Do this: Each line that contains the word "Continue" counts once; give the total for the records below and nothing else.

[Saved data entries]

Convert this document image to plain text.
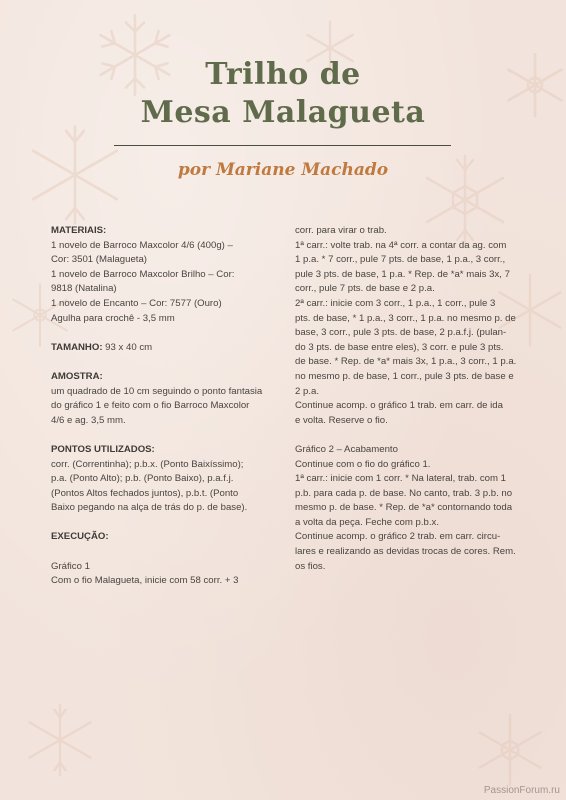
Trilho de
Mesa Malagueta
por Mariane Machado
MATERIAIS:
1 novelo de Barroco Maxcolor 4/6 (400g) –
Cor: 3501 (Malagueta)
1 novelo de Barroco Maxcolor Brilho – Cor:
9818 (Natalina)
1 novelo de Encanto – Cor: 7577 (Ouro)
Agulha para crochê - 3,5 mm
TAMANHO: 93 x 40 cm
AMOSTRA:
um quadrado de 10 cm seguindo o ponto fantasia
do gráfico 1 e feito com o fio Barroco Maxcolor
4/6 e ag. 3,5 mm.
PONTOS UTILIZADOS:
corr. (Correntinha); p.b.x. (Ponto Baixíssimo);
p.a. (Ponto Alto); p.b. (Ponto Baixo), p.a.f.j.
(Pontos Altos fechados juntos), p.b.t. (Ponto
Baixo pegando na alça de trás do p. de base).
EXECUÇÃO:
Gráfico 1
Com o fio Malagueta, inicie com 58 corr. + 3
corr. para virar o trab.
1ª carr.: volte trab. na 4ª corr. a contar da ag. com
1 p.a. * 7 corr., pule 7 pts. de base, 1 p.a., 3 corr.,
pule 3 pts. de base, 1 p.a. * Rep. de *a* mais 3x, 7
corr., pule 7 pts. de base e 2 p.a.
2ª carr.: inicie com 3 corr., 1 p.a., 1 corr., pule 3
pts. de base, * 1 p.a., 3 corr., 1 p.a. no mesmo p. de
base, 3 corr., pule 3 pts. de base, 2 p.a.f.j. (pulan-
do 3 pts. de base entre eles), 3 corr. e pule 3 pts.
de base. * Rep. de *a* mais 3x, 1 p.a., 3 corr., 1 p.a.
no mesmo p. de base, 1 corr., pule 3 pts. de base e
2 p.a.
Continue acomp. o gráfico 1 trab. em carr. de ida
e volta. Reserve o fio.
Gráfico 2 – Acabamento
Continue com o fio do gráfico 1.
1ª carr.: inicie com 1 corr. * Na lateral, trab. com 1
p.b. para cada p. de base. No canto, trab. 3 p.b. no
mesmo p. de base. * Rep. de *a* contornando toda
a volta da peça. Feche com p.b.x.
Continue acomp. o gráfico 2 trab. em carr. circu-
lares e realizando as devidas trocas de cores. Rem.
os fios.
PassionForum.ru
==
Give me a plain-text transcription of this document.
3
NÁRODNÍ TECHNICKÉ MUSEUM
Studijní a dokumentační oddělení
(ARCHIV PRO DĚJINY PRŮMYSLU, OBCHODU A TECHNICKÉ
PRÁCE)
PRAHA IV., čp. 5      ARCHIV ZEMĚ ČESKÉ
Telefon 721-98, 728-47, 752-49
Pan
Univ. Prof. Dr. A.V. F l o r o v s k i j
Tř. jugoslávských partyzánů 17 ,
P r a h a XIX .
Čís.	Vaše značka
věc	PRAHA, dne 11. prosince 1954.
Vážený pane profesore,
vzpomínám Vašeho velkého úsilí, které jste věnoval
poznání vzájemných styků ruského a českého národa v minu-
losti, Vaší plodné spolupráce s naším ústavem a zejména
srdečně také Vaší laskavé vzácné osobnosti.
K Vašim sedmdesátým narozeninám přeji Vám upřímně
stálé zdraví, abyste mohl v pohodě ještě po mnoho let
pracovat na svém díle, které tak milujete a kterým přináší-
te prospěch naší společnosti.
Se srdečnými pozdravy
--
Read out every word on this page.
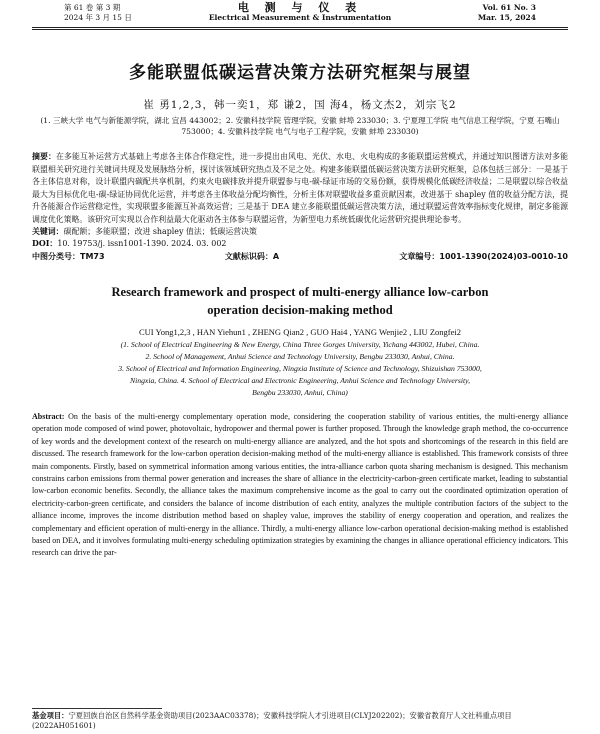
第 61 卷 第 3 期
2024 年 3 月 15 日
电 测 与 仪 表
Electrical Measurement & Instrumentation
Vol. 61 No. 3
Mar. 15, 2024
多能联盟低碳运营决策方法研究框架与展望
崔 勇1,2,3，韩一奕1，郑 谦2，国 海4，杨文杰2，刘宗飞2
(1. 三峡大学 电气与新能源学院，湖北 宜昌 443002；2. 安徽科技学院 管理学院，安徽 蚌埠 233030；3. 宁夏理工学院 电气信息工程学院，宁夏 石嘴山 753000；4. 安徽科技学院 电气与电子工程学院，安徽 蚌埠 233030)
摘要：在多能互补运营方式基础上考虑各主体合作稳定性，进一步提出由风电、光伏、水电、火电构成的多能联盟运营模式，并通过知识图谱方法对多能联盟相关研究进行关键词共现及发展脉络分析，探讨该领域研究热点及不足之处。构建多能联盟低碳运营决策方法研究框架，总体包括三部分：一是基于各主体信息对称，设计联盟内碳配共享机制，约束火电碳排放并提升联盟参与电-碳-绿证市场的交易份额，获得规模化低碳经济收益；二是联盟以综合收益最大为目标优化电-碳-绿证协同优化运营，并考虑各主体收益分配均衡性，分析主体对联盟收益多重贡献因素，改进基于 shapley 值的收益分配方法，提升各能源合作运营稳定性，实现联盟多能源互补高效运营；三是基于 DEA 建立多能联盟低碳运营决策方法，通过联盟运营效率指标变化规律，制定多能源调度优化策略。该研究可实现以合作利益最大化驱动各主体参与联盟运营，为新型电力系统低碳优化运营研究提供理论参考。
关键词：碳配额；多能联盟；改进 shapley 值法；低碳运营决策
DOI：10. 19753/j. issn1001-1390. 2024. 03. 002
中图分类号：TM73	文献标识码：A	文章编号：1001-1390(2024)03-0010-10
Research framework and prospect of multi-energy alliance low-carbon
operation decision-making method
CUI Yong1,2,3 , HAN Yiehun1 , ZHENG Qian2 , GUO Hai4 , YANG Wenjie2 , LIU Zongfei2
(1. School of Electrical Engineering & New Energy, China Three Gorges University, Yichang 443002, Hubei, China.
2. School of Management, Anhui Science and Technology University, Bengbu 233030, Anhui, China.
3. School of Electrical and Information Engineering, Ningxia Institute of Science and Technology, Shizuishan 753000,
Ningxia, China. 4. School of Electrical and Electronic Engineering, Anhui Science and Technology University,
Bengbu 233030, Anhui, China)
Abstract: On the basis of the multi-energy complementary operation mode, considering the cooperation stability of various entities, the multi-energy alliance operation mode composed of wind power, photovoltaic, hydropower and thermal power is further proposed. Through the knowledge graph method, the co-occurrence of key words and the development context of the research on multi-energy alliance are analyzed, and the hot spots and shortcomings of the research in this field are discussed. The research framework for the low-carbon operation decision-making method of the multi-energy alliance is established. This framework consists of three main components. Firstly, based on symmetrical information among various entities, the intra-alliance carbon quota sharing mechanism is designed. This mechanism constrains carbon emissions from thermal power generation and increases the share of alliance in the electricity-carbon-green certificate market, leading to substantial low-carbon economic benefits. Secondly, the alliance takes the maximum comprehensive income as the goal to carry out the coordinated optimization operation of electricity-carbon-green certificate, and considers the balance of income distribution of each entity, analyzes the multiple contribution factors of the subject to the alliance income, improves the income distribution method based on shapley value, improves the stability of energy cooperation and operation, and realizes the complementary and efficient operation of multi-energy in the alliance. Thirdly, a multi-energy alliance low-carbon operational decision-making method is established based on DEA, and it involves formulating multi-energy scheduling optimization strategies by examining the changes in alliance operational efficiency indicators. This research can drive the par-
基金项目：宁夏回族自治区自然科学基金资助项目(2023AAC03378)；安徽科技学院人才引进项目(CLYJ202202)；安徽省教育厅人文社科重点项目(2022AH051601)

Result: 3